◆ To do:
Leave out the pictures and copy everything else in the entries exactly.

◆ Available data:
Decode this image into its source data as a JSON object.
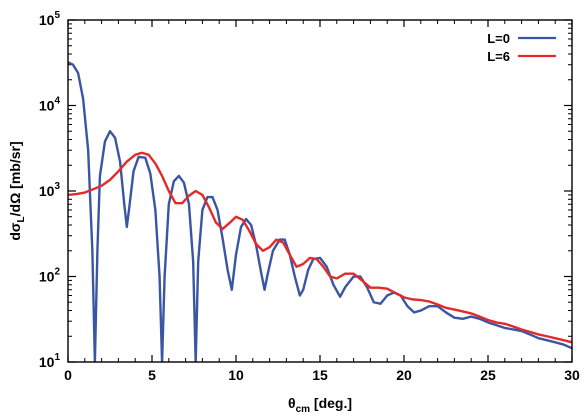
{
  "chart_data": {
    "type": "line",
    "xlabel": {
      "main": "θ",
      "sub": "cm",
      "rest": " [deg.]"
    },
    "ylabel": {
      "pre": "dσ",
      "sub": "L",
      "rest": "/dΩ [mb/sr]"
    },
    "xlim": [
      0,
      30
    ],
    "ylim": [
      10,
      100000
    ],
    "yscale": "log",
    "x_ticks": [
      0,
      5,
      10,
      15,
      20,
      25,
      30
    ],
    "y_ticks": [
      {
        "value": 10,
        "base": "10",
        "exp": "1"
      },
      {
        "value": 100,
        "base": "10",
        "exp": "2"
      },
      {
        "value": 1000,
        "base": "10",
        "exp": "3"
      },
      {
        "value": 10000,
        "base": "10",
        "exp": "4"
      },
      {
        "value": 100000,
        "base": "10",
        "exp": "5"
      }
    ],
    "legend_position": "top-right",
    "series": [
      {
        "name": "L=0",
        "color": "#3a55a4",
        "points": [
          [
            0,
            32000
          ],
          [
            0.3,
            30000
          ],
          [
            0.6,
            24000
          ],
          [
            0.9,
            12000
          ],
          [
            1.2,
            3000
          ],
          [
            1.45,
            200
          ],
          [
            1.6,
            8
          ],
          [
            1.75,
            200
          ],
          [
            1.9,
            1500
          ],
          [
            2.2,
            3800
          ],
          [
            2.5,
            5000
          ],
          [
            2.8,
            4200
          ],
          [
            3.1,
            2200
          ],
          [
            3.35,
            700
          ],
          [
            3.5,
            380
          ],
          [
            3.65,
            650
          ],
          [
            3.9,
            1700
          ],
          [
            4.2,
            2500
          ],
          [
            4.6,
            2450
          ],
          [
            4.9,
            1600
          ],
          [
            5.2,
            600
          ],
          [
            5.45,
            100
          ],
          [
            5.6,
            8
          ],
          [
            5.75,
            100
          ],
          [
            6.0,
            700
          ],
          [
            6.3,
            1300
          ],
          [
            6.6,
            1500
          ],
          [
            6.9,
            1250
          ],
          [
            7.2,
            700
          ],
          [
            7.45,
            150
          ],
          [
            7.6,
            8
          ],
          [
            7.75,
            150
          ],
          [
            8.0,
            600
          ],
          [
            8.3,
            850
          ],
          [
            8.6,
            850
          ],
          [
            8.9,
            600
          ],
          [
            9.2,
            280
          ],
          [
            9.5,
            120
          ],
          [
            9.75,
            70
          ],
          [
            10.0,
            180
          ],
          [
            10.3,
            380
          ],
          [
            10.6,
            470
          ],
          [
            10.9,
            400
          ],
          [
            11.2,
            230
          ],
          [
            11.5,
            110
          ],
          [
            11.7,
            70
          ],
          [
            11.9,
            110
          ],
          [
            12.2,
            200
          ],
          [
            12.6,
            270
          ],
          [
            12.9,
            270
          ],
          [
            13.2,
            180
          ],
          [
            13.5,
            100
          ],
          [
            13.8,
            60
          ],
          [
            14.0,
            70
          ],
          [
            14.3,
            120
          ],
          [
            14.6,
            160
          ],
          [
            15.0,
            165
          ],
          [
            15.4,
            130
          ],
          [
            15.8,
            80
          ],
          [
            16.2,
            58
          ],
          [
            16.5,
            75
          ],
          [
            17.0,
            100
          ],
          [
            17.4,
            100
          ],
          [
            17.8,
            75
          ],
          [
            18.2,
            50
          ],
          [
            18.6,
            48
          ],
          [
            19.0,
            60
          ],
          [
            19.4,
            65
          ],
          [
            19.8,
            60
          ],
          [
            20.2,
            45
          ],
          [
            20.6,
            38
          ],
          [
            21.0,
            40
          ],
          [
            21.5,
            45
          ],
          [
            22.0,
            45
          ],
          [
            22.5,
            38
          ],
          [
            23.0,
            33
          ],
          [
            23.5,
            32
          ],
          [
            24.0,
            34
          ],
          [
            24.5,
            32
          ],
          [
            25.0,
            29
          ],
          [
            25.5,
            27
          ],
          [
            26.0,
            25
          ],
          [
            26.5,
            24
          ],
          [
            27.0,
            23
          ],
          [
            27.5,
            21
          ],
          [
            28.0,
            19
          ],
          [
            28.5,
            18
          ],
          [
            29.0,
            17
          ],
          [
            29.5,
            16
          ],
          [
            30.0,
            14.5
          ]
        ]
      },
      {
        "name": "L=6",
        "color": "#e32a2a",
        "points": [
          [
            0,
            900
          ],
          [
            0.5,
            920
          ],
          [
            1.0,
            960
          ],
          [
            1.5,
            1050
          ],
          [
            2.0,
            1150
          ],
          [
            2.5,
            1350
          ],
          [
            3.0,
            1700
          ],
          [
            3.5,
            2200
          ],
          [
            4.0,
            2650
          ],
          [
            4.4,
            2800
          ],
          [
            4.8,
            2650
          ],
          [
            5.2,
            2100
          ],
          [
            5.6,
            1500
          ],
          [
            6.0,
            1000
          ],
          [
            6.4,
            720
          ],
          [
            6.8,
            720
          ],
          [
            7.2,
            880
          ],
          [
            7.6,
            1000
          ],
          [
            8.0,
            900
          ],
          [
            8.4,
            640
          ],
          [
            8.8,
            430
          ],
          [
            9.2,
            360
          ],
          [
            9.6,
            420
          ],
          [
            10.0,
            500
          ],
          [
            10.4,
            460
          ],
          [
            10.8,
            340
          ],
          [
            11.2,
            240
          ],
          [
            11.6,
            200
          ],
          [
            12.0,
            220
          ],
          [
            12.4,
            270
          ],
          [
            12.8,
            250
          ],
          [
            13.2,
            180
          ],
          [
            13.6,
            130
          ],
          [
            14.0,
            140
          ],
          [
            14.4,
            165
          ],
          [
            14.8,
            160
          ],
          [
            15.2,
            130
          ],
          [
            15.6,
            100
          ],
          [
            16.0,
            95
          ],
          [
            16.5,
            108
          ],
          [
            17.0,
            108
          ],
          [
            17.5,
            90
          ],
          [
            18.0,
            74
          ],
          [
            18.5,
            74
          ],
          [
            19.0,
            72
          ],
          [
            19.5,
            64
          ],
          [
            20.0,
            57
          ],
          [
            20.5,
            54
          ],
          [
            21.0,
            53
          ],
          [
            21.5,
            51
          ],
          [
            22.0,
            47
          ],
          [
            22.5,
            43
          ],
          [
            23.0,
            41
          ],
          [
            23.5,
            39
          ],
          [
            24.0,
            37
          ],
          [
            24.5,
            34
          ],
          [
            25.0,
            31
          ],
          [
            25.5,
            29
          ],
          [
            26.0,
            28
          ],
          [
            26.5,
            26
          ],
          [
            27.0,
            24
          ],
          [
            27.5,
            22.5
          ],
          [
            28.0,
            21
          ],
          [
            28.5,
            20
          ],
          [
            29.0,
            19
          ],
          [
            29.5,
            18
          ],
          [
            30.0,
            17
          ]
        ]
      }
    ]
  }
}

◆ Exercise result:
Decode this image into its source data as a JSON object.
{
  "chart_data": {
    "type": "line",
    "xlabel": {
      "main": "θ",
      "sub": "cm",
      "rest": " [deg.]"
    },
    "ylabel": {
      "pre": "dσ",
      "sub": "L",
      "rest": "/dΩ [mb/sr]"
    },
    "xlim": [
      0,
      30
    ],
    "ylim": [
      10,
      100000
    ],
    "yscale": "log",
    "x_ticks": [
      0,
      5,
      10,
      15,
      20,
      25,
      30
    ],
    "y_ticks": [
      {
        "value": 10,
        "base": "10",
        "exp": "1"
      },
      {
        "value": 100,
        "base": "10",
        "exp": "2"
      },
      {
        "value": 1000,
        "base": "10",
        "exp": "3"
      },
      {
        "value": 10000,
        "base": "10",
        "exp": "4"
      },
      {
        "value": 100000,
        "base": "10",
        "exp": "5"
      }
    ],
    "legend_position": "top-right",
    "series": [
      {
        "name": "L=0",
        "color": "#3a55a4",
        "points": [
          [
            0,
            32000
          ],
          [
            0.3,
            30000
          ],
          [
            0.6,
            24000
          ],
          [
            0.9,
            12000
          ],
          [
            1.2,
            3000
          ],
          [
            1.45,
            200
          ],
          [
            1.6,
            8
          ],
          [
            1.75,
            200
          ],
          [
            1.9,
            1500
          ],
          [
            2.2,
            3800
          ],
          [
            2.5,
            5000
          ],
          [
            2.8,
            4200
          ],
          [
            3.1,
            2200
          ],
          [
            3.35,
            700
          ],
          [
            3.5,
            380
          ],
          [
            3.65,
            650
          ],
          [
            3.9,
            1700
          ],
          [
            4.2,
            2500
          ],
          [
            4.6,
            2450
          ],
          [
            4.9,
            1600
          ],
          [
            5.2,
            600
          ],
          [
            5.45,
            100
          ],
          [
            5.6,
            8
          ],
          [
            5.75,
            100
          ],
          [
            6.0,
            700
          ],
          [
            6.3,
            1300
          ],
          [
            6.6,
            1500
          ],
          [
            6.9,
            1250
          ],
          [
            7.2,
            700
          ],
          [
            7.45,
            150
          ],
          [
            7.6,
            8
          ],
          [
            7.75,
            150
          ],
          [
            8.0,
            600
          ],
          [
            8.3,
            850
          ],
          [
            8.6,
            850
          ],
          [
            8.9,
            600
          ],
          [
            9.2,
            280
          ],
          [
            9.5,
            120
          ],
          [
            9.75,
            70
          ],
          [
            10.0,
            180
          ],
          [
            10.3,
            380
          ],
          [
            10.6,
            470
          ],
          [
            10.9,
            400
          ],
          [
            11.2,
            230
          ],
          [
            11.5,
            110
          ],
          [
            11.7,
            70
          ],
          [
            11.9,
            110
          ],
          [
            12.2,
            200
          ],
          [
            12.6,
            270
          ],
          [
            12.9,
            270
          ],
          [
            13.2,
            180
          ],
          [
            13.5,
            100
          ],
          [
            13.8,
            60
          ],
          [
            14.0,
            70
          ],
          [
            14.3,
            120
          ],
          [
            14.6,
            160
          ],
          [
            15.0,
            165
          ],
          [
            15.4,
            130
          ],
          [
            15.8,
            80
          ],
          [
            16.2,
            58
          ],
          [
            16.5,
            75
          ],
          [
            17.0,
            100
          ],
          [
            17.4,
            100
          ],
          [
            17.8,
            75
          ],
          [
            18.2,
            50
          ],
          [
            18.6,
            48
          ],
          [
            19.0,
            60
          ],
          [
            19.4,
            65
          ],
          [
            19.8,
            60
          ],
          [
            20.2,
            45
          ],
          [
            20.6,
            38
          ],
          [
            21.0,
            40
          ],
          [
            21.5,
            45
          ],
          [
            22.0,
            45
          ],
          [
            22.5,
            38
          ],
          [
            23.0,
            33
          ],
          [
            23.5,
            32
          ],
          [
            24.0,
            34
          ],
          [
            24.5,
            32
          ],
          [
            25.0,
            29
          ],
          [
            25.5,
            27
          ],
          [
            26.0,
            25
          ],
          [
            26.5,
            24
          ],
          [
            27.0,
            23
          ],
          [
            27.5,
            21
          ],
          [
            28.0,
            19
          ],
          [
            28.5,
            18
          ],
          [
            29.0,
            17
          ],
          [
            29.5,
            16
          ],
          [
            30.0,
            14.5
          ]
        ]
      },
      {
        "name": "L=6",
        "color": "#e32a2a",
        "points": [
          [
            0,
            900
          ],
          [
            0.5,
            920
          ],
          [
            1.0,
            960
          ],
          [
            1.5,
            1050
          ],
          [
            2.0,
            1150
          ],
          [
            2.5,
            1350
          ],
          [
            3.0,
            1700
          ],
          [
            3.5,
            2200
          ],
          [
            4.0,
            2650
          ],
          [
            4.4,
            2800
          ],
          [
            4.8,
            2650
          ],
          [
            5.2,
            2100
          ],
          [
            5.6,
            1500
          ],
          [
            6.0,
            1000
          ],
          [
            6.4,
            720
          ],
          [
            6.8,
            720
          ],
          [
            7.2,
            880
          ],
          [
            7.6,
            1000
          ],
          [
            8.0,
            900
          ],
          [
            8.4,
            640
          ],
          [
            8.8,
            430
          ],
          [
            9.2,
            360
          ],
          [
            9.6,
            420
          ],
          [
            10.0,
            500
          ],
          [
            10.4,
            460
          ],
          [
            10.8,
            340
          ],
          [
            11.2,
            240
          ],
          [
            11.6,
            200
          ],
          [
            12.0,
            220
          ],
          [
            12.4,
            270
          ],
          [
            12.8,
            250
          ],
          [
            13.2,
            180
          ],
          [
            13.6,
            130
          ],
          [
            14.0,
            140
          ],
          [
            14.4,
            165
          ],
          [
            14.8,
            160
          ],
          [
            15.2,
            130
          ],
          [
            15.6,
            100
          ],
          [
            16.0,
            95
          ],
          [
            16.5,
            108
          ],
          [
            17.0,
            108
          ],
          [
            17.5,
            90
          ],
          [
            18.0,
            74
          ],
          [
            18.5,
            74
          ],
          [
            19.0,
            72
          ],
          [
            19.5,
            64
          ],
          [
            20.0,
            57
          ],
          [
            20.5,
            54
          ],
          [
            21.0,
            53
          ],
          [
            21.5,
            51
          ],
          [
            22.0,
            47
          ],
          [
            22.5,
            43
          ],
          [
            23.0,
            41
          ],
          [
            23.5,
            39
          ],
          [
            24.0,
            37
          ],
          [
            24.5,
            34
          ],
          [
            25.0,
            31
          ],
          [
            25.5,
            29
          ],
          [
            26.0,
            28
          ],
          [
            26.5,
            26
          ],
          [
            27.0,
            24
          ],
          [
            27.5,
            22.5
          ],
          [
            28.0,
            21
          ],
          [
            28.5,
            20
          ],
          [
            29.0,
            19
          ],
          [
            29.5,
            18
          ],
          [
            30.0,
            17
          ]
        ]
      }
    ]
  }
}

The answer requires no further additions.